* **INSTRUCTIONS FOR THE TASK**:
Copy all the material that follows, keeping every character the same.

* **RECORDS PROVIDED**:
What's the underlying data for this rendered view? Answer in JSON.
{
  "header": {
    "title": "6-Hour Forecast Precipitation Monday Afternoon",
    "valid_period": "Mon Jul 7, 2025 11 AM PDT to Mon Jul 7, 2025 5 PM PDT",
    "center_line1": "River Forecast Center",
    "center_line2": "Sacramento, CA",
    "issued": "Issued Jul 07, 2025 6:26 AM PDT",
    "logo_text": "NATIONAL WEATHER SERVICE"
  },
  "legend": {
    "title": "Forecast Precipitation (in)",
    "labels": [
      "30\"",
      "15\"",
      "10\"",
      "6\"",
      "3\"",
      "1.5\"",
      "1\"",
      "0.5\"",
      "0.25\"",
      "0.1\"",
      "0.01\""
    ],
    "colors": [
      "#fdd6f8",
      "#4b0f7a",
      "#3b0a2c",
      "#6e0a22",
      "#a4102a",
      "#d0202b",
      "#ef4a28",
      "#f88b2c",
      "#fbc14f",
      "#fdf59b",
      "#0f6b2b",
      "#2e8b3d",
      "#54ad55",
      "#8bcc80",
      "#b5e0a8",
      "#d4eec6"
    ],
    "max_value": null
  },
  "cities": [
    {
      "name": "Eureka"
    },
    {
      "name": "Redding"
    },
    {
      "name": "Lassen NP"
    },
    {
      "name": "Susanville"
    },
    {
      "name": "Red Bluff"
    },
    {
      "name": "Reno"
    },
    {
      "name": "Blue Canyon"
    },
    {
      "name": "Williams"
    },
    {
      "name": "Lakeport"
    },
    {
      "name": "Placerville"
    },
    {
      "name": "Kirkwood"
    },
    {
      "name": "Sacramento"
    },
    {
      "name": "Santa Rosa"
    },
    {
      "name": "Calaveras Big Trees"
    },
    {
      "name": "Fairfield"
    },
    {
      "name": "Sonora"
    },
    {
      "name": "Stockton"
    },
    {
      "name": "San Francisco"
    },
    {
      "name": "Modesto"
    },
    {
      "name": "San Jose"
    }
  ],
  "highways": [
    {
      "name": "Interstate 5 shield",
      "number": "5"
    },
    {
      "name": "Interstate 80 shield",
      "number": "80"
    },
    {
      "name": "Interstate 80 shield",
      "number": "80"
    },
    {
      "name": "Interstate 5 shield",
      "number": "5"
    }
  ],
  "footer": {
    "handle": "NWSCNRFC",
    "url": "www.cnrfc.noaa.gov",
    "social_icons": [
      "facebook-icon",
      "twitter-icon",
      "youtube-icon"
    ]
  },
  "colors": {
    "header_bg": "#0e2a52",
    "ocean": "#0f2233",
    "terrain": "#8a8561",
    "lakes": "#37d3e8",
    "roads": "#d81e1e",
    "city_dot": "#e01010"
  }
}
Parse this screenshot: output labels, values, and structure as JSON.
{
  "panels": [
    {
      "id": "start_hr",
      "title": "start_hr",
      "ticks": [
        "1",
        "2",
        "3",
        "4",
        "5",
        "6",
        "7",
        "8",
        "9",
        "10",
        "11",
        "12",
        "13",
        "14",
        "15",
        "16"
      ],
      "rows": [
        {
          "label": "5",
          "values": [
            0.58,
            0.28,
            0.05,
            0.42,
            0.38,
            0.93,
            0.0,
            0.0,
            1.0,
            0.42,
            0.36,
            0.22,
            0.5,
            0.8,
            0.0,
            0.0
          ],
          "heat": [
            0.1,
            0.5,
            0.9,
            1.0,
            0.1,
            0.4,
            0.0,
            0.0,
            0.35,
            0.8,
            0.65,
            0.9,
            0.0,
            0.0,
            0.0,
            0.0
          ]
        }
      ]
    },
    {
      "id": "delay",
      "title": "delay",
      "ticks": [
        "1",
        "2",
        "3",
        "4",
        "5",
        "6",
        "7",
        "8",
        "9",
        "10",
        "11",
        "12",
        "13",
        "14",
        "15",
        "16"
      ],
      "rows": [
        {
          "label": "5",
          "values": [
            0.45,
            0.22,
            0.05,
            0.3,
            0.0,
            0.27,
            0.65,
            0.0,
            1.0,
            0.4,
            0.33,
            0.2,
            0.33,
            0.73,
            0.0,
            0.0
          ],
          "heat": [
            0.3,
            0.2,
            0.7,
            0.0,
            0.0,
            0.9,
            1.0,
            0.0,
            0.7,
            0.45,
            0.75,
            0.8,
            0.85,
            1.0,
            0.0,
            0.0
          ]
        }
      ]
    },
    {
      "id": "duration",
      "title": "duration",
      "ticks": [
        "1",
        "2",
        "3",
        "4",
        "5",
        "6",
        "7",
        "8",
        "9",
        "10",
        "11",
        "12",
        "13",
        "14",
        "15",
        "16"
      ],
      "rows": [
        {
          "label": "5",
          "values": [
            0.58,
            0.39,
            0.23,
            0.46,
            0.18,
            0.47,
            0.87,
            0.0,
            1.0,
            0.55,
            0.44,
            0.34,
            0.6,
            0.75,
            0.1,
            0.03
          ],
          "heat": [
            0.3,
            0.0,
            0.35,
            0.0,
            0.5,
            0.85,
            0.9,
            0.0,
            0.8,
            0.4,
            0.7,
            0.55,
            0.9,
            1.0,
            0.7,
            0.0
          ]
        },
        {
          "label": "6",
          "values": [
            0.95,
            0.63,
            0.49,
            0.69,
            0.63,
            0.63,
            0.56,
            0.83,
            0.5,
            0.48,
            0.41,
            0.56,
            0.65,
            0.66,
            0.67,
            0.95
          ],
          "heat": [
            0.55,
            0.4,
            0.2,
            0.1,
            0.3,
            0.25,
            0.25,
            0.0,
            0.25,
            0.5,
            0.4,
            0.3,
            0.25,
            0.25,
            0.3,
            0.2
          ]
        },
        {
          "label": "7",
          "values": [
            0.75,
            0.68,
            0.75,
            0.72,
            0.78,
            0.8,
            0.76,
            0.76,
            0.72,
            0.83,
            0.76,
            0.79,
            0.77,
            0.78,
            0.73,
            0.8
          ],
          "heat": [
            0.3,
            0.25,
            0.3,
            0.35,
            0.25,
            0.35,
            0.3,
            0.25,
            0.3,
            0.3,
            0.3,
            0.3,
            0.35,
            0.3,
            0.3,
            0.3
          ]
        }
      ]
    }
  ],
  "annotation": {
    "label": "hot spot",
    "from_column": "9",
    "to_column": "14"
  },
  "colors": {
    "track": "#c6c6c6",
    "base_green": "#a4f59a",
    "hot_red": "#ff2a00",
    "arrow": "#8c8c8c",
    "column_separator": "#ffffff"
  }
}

* **IN RESPONSE**:
What's the underlying data for this rendered view? Answer in JSON.
{
  "header": {
    "title": "6-Hour Forecast Precipitation Monday Afternoon",
    "valid_period": "Mon Jul 7, 2025 11 AM PDT to Mon Jul 7, 2025 5 PM PDT",
    "center_line1": "River Forecast Center",
    "center_line2": "Sacramento, CA",
    "issued": "Issued Jul 07, 2025 6:26 AM PDT",
    "logo_text": "NATIONAL WEATHER SERVICE"
  },
  "legend": {
    "title": "Forecast Precipitation (in)",
    "labels": [
      "30\"",
      "15\"",
      "10\"",
      "6\"",
      "3\"",
      "1.5\"",
      "1\"",
      "0.5\"",
      "0.25\"",
      "0.1\"",
      "0.01\""
    ],
    "colors": [
      "#fdd6f8",
      "#4b0f7a",
      "#3b0a2c",
      "#6e0a22",
      "#a4102a",
      "#d0202b",
      "#ef4a28",
      "#f88b2c",
      "#fbc14f",
      "#fdf59b",
      "#0f6b2b",
      "#2e8b3d",
      "#54ad55",
      "#8bcc80",
      "#b5e0a8",
      "#d4eec6"
    ],
    "max_value": null
  },
  "cities": [
    {
      "name": "Eureka"
    },
    {
      "name": "Redding"
    },
    {
      "name": "Lassen NP"
    },
    {
      "name": "Susanville"
    },
    {
      "name": "Red Bluff"
    },
    {
      "name": "Reno"
    },
    {
      "name": "Blue Canyon"
    },
    {
      "name": "Williams"
    },
    {
      "name": "Lakeport"
    },
    {
      "name": "Placerville"
    },
    {
      "name": "Kirkwood"
    },
    {
      "name": "Sacramento"
    },
    {
      "name": "Santa Rosa"
    },
    {
      "name": "Calaveras Big Trees"
    },
    {
      "name": "Fairfield"
    },
    {
      "name": "Sonora"
    },
    {
      "name": "Stockton"
    },
    {
      "name": "San Francisco"
    },
    {
      "name": "Modesto"
    },
    {
      "name": "San Jose"
    }
  ],
  "highways": [
    {
      "name": "Interstate 5 shield",
      "number": "5"
    },
    {
      "name": "Interstate 80 shield",
      "number": "80"
    },
    {
      "name": "Interstate 80 shield",
      "number": "80"
    },
    {
      "name": "Interstate 5 shield",
      "number": "5"
    }
  ],
  "footer": {
    "handle": "NWSCNRFC",
    "url": "www.cnrfc.noaa.gov",
    "social_icons": [
      "facebook-icon",
      "twitter-icon",
      "youtube-icon"
    ]
  },
  "colors": {
    "header_bg": "#0e2a52",
    "ocean": "#0f2233",
    "terrain": "#8a8561",
    "lakes": "#37d3e8",
    "roads": "#d81e1e",
    "city_dot": "#e01010"
  }
}
Parse this screenshot: output labels, values, and structure as JSON.
{
  "panels": [
    {
      "id": "start_hr",
      "title": "start_hr",
      "ticks": [
        "1",
        "2",
        "3",
        "4",
        "5",
        "6",
        "7",
        "8",
        "9",
        "10",
        "11",
        "12",
        "13",
        "14",
        "15",
        "16"
      ],
      "rows": [
        {
          "label": "5",
          "values": [
            0.58,
            0.28,
            0.05,
            0.42,
            0.38,
            0.93,
            0.0,
            0.0,
            1.0,
            0.42,
            0.36,
            0.22,
            0.5,
            0.8,
            0.0,
            0.0
          ],
          "heat": [
            0.1,
            0.5,
            0.9,
            1.0,
            0.1,
            0.4,
            0.0,
            0.0,
            0.35,
            0.8,
            0.65,
            0.9,
            0.0,
            0.0,
            0.0,
            0.0
          ]
        }
      ]
    },
    {
      "id": "delay",
      "title": "delay",
      "ticks": [
        "1",
        "2",
        "3",
        "4",
        "5",
        "6",
        "7",
        "8",
        "9",
        "10",
        "11",
        "12",
        "13",
        "14",
        "15",
        "16"
      ],
      "rows": [
        {
          "label": "5",
          "values": [
            0.45,
            0.22,
            0.05,
            0.3,
            0.0,
            0.27,
            0.65,
            0.0,
            1.0,
            0.4,
            0.33,
            0.2,
            0.33,
            0.73,
            0.0,
            0.0
          ],
          "heat": [
            0.3,
            0.2,
            0.7,
            0.0,
            0.0,
            0.9,
            1.0,
            0.0,
            0.7,
            0.45,
            0.75,
            0.8,
            0.85,
            1.0,
            0.0,
            0.0
          ]
        }
      ]
    },
    {
      "id": "duration",
      "title": "duration",
      "ticks": [
        "1",
        "2",
        "3",
        "4",
        "5",
        "6",
        "7",
        "8",
        "9",
        "10",
        "11",
        "12",
        "13",
        "14",
        "15",
        "16"
      ],
      "rows": [
        {
          "label": "5",
          "values": [
            0.58,
            0.39,
            0.23,
            0.46,
            0.18,
            0.47,
            0.87,
            0.0,
            1.0,
            0.55,
            0.44,
            0.34,
            0.6,
            0.75,
            0.1,
            0.03
          ],
          "heat": [
            0.3,
            0.0,
            0.35,
            0.0,
            0.5,
            0.85,
            0.9,
            0.0,
            0.8,
            0.4,
            0.7,
            0.55,
            0.9,
            1.0,
            0.7,
            0.0
          ]
        },
        {
          "label": "6",
          "values": [
            0.95,
            0.63,
            0.49,
            0.69,
            0.63,
            0.63,
            0.56,
            0.83,
            0.5,
            0.48,
            0.41,
            0.56,
            0.65,
            0.66,
            0.67,
            0.95
          ],
          "heat": [
            0.55,
            0.4,
            0.2,
            0.1,
            0.3,
            0.25,
            0.25,
            0.0,
            0.25,
            0.5,
            0.4,
            0.3,
            0.25,
            0.25,
            0.3,
            0.2
          ]
        },
        {
          "label": "7",
          "values": [
            0.75,
            0.68,
            0.75,
            0.72,
            0.78,
            0.8,
            0.76,
            0.76,
            0.72,
            0.83,
            0.76,
            0.79,
            0.77,
            0.78,
            0.73,
            0.8
          ],
          "heat": [
            0.3,
            0.25,
            0.3,
            0.35,
            0.25,
            0.35,
            0.3,
            0.25,
            0.3,
            0.3,
            0.3,
            0.3,
            0.35,
            0.3,
            0.3,
            0.3
          ]
        }
      ]
    }
  ],
  "annotation": {
    "label": "hot spot",
    "from_column": "9",
    "to_column": "14"
  },
  "colors": {
    "track": "#c6c6c6",
    "base_green": "#a4f59a",
    "hot_red": "#ff2a00",
    "arrow": "#8c8c8c",
    "column_separator": "#ffffff"
  }
}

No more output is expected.